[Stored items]
☆ ☆ ☆

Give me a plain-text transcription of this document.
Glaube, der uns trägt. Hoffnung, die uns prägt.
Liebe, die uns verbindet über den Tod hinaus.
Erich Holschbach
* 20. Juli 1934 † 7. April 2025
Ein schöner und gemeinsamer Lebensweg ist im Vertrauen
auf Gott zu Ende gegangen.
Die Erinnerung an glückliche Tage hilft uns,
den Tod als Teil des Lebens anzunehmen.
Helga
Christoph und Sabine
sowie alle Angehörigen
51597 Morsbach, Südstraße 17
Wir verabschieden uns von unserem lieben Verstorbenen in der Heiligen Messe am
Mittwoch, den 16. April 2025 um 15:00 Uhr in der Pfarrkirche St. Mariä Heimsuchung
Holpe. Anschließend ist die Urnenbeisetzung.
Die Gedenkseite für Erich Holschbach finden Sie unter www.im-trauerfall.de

☆ ☆ ☆

WRITTEN TASK >>
Take the entries above and copy them out exactly.

COMPLETE RESPONSE >>
Give me a plain-text transcription of this document.
Glaube, der uns trägt. Hoffnung, die uns prägt.
Liebe, die uns verbindet über den Tod hinaus.
Erich Holschbach
* 20. Juli 1934 † 7. April 2025
Ein schöner und gemeinsamer Lebensweg ist im Vertrauen
auf Gott zu Ende gegangen.
Die Erinnerung an glückliche Tage hilft uns,
den Tod als Teil des Lebens anzunehmen.
Helga
Christoph und Sabine
sowie alle Angehörigen
51597 Morsbach, Südstraße 17
Wir verabschieden uns von unserem lieben Verstorbenen in der Heiligen Messe am
Mittwoch, den 16. April 2025 um 15:00 Uhr in der Pfarrkirche St. Mariä Heimsuchung
Holpe. Anschließend ist die Urnenbeisetzung.
Die Gedenkseite für Erich Holschbach finden Sie unter www.im-trauerfall.de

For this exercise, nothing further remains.